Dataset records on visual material
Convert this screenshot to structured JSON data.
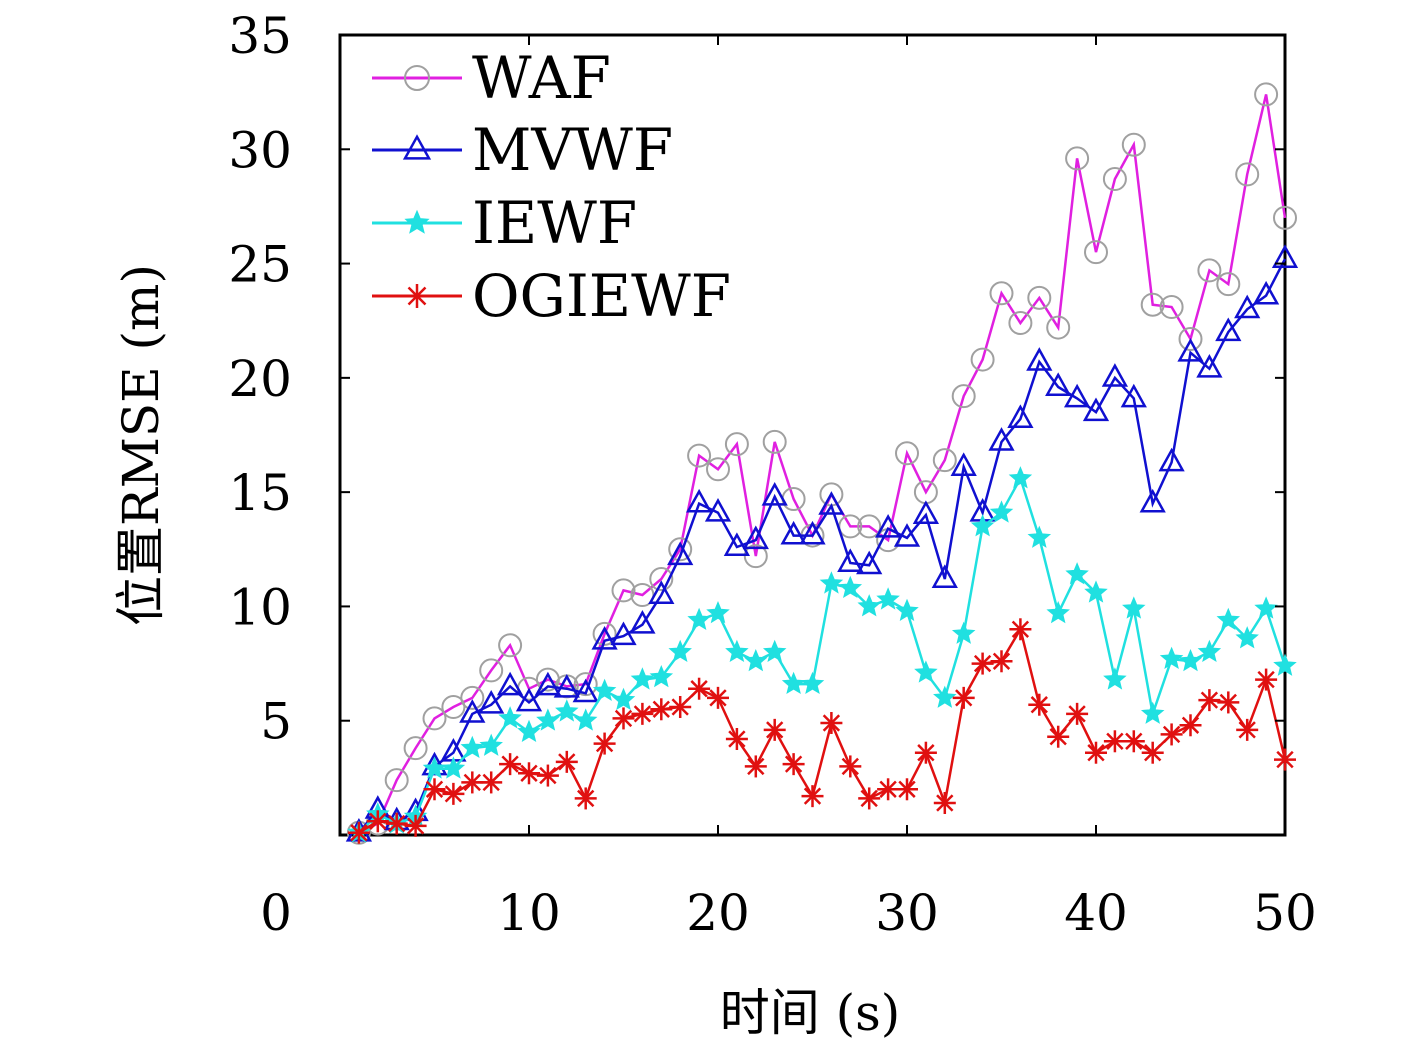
{
  "chart_data": {
    "type": "line",
    "title": "",
    "xlabel": "时间 (s)",
    "ylabel": "位置RMSE (m)",
    "xlim": [
      0,
      50
    ],
    "ylim": [
      0,
      35
    ],
    "xticks": [
      10,
      20,
      30,
      40,
      50
    ],
    "yticks": [
      5,
      10,
      15,
      20,
      25,
      30,
      35
    ],
    "origin_label": "0",
    "grid": false,
    "legend": "top-left",
    "x": [
      1,
      2,
      3,
      4,
      5,
      6,
      7,
      8,
      9,
      10,
      11,
      12,
      13,
      14,
      15,
      16,
      17,
      18,
      19,
      20,
      21,
      22,
      23,
      24,
      25,
      26,
      27,
      28,
      29,
      30,
      31,
      32,
      33,
      34,
      35,
      36,
      37,
      38,
      39,
      40,
      41,
      42,
      43,
      44,
      45,
      46,
      47,
      48,
      49,
      50
    ],
    "series": [
      {
        "name": "WAF",
        "color": "#e020e0",
        "marker_color": "#a0a0a0",
        "marker": "circle",
        "values": [
          0.1,
          0.5,
          2.4,
          3.8,
          5.1,
          5.6,
          6.0,
          7.2,
          8.3,
          6.4,
          6.8,
          6.5,
          6.6,
          8.8,
          10.7,
          10.5,
          11.2,
          12.5,
          16.6,
          16.0,
          17.1,
          12.2,
          17.2,
          14.7,
          13.1,
          14.9,
          13.5,
          13.5,
          12.9,
          16.7,
          15.0,
          16.4,
          19.2,
          20.8,
          23.7,
          22.4,
          23.5,
          22.2,
          29.6,
          25.5,
          28.7,
          30.2,
          23.2,
          23.1,
          21.7,
          24.7,
          24.1,
          28.9,
          32.4,
          27.0
        ]
      },
      {
        "name": "MVWF",
        "color": "#1010d0",
        "marker_color": "#1010d0",
        "marker": "triangle",
        "values": [
          0.1,
          1.1,
          0.6,
          1.0,
          3.0,
          3.6,
          5.3,
          5.7,
          6.5,
          5.8,
          6.5,
          6.4,
          6.2,
          8.5,
          8.7,
          9.2,
          10.5,
          12.2,
          14.5,
          14.1,
          12.6,
          12.9,
          14.8,
          13.1,
          13.1,
          14.4,
          11.9,
          11.8,
          13.4,
          13.0,
          14.0,
          11.2,
          16.1,
          14.1,
          17.2,
          18.2,
          20.7,
          19.6,
          19.1,
          18.5,
          20.0,
          19.1,
          14.5,
          16.3,
          21.1,
          20.4,
          22.0,
          23.0,
          23.6,
          25.2
        ]
      },
      {
        "name": "IEWF",
        "color": "#20e0e0",
        "marker_color": "#20e0e0",
        "marker": "star",
        "values": [
          0.1,
          0.9,
          0.5,
          0.8,
          2.9,
          2.9,
          3.8,
          3.9,
          5.1,
          4.5,
          5.0,
          5.4,
          5.0,
          6.3,
          5.9,
          6.8,
          6.9,
          8.0,
          9.4,
          9.7,
          8.0,
          7.6,
          8.0,
          6.6,
          6.6,
          11.0,
          10.8,
          10.0,
          10.3,
          9.8,
          7.1,
          6.0,
          8.8,
          13.5,
          14.1,
          15.6,
          13.0,
          9.7,
          11.4,
          10.6,
          6.8,
          9.9,
          5.3,
          7.7,
          7.6,
          8.0,
          9.4,
          8.6,
          9.9,
          7.4
        ]
      },
      {
        "name": "OGIEWF",
        "color": "#e01010",
        "marker_color": "#e01010",
        "marker": "asterisk",
        "values": [
          0.1,
          0.6,
          0.5,
          0.4,
          2.0,
          1.8,
          2.3,
          2.3,
          3.1,
          2.7,
          2.6,
          3.2,
          1.6,
          4.0,
          5.1,
          5.3,
          5.5,
          5.6,
          6.4,
          6.0,
          4.2,
          3.0,
          4.6,
          3.1,
          1.7,
          4.9,
          3.0,
          1.6,
          2.0,
          2.0,
          3.6,
          1.4,
          6.0,
          7.5,
          7.6,
          9.0,
          5.7,
          4.3,
          5.3,
          3.6,
          4.1,
          4.1,
          3.6,
          4.4,
          4.8,
          5.9,
          5.8,
          4.6,
          6.8,
          3.3
        ]
      }
    ]
  }
}
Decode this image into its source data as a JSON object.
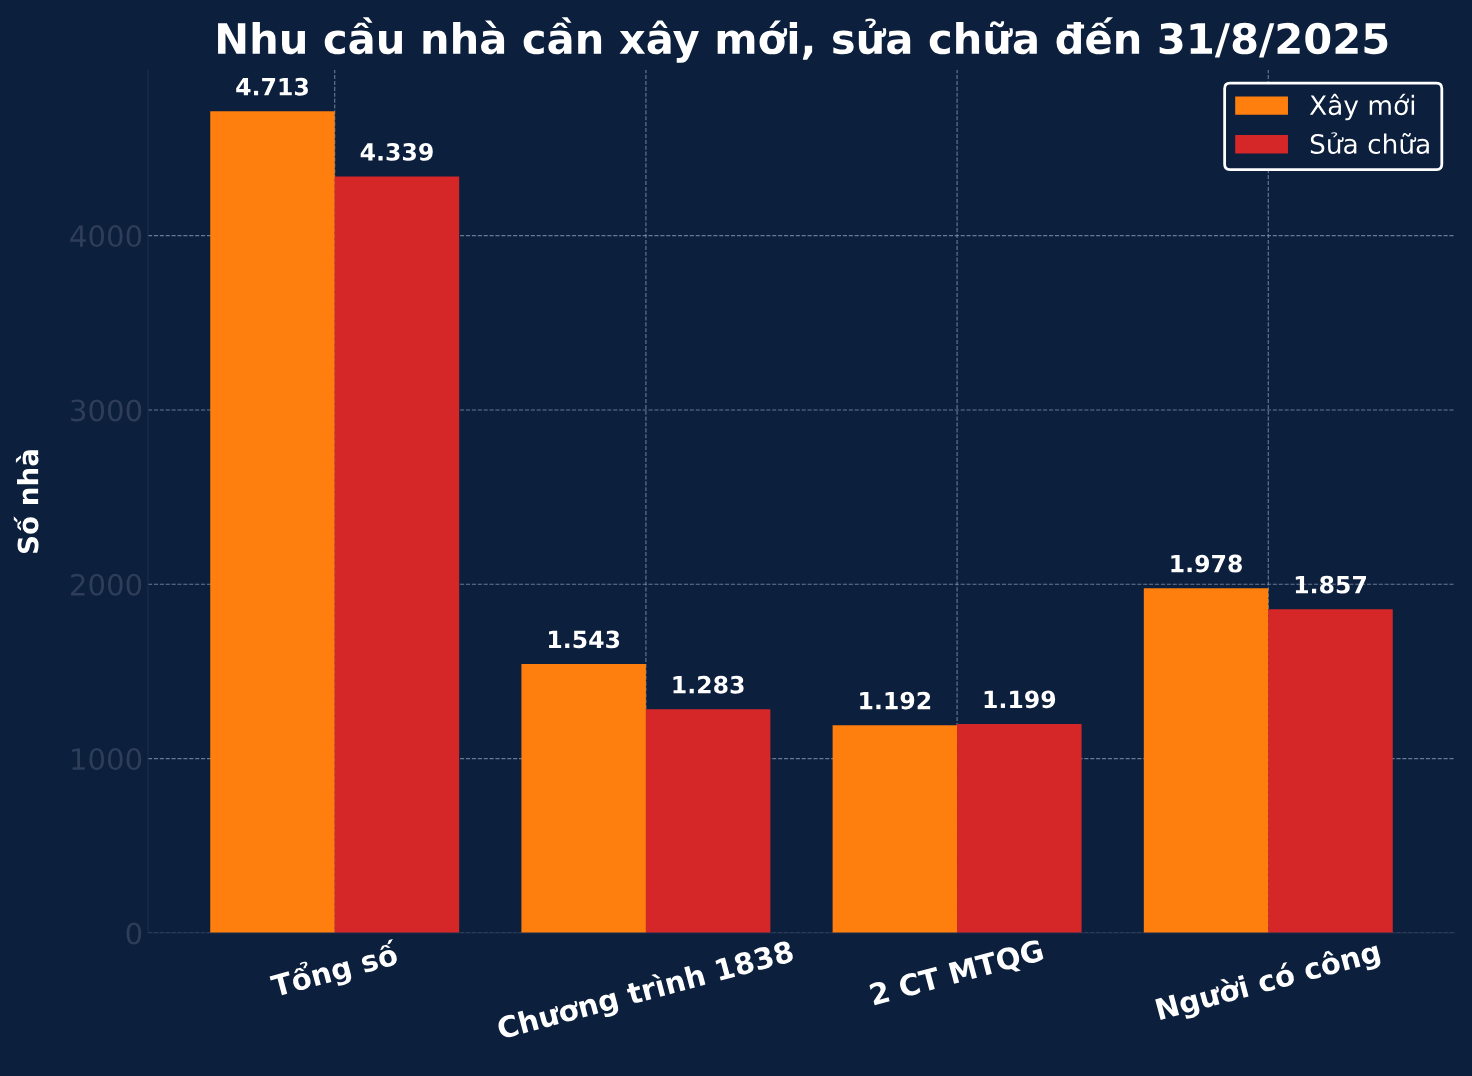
{
  "chart_data": {
    "type": "bar",
    "title": "Nhu cầu nhà cần xây mới, sửa chữa đến 31/8/2025",
    "ylabel": "Số nhà",
    "categories": [
      "Tổng số",
      "Chương trình 1838",
      "2 CT MTQG",
      "Người có công"
    ],
    "series": [
      {
        "name": "Xây mới",
        "color": "#ff7f0e",
        "values": [
          4713,
          1543,
          1192,
          1978
        ],
        "value_labels": [
          "4.713",
          "1.543",
          "1.192",
          "1.978"
        ]
      },
      {
        "name": "Sửa chữa",
        "color": "#d62728",
        "values": [
          4339,
          1283,
          1199,
          1857
        ],
        "value_labels": [
          "4.339",
          "1.283",
          "1.199",
          "1.857"
        ]
      }
    ],
    "ylim": [
      0,
      4950
    ],
    "yticks": [
      0,
      1000,
      2000,
      3000,
      4000
    ],
    "grid": true,
    "legend": "top right"
  }
}
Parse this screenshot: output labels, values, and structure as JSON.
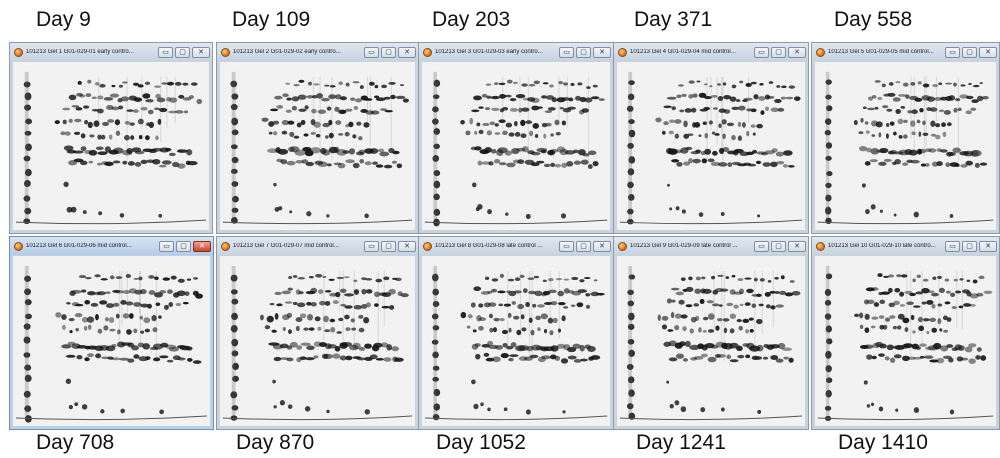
{
  "top_labels": [
    "Day 9",
    "Day 109",
    "Day 203",
    "Day 371",
    "Day 558"
  ],
  "bottom_labels": [
    "Day 708",
    "Day 870",
    "Day 1052",
    "Day 1241",
    "Day 1410"
  ],
  "windows": [
    {
      "title": "101213 Gel 1 G01-029-01 early contro...",
      "active": false
    },
    {
      "title": "101213 Gel 2 G01-029-02 early contro...",
      "active": false
    },
    {
      "title": "101213 Gel 3 G01-029-03 early contro...",
      "active": false
    },
    {
      "title": "101213 Gel 4 G01-029-04 mid control...",
      "active": false
    },
    {
      "title": "101213 Gel 5 G01-029-05 mid control...",
      "active": false
    },
    {
      "title": "101213 Gel 6 G01-029-06 mid control...",
      "active": true
    },
    {
      "title": "101213 Gel 7 G01-029-07 mid control...",
      "active": false
    },
    {
      "title": "101213 Gel 8 G01-029-08 late control ...",
      "active": false
    },
    {
      "title": "101213 Gel 9 G01-029-09 late control ...",
      "active": false
    },
    {
      "title": "101213 Gel 10 G01-029-10 late contro...",
      "active": false
    }
  ],
  "window_controls": {
    "minimize": "▭",
    "maximize": "▢",
    "close": "✕"
  }
}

Written task
Identify the lines of the data that contain the word "early". Copy each of them.

The output
      "title": "101213 Gel 1 G01-029-01 early contro...",
      "title": "101213 Gel 2 G01-029-02 early contro...",
      "title": "101213 Gel 3 G01-029-03 early contro...",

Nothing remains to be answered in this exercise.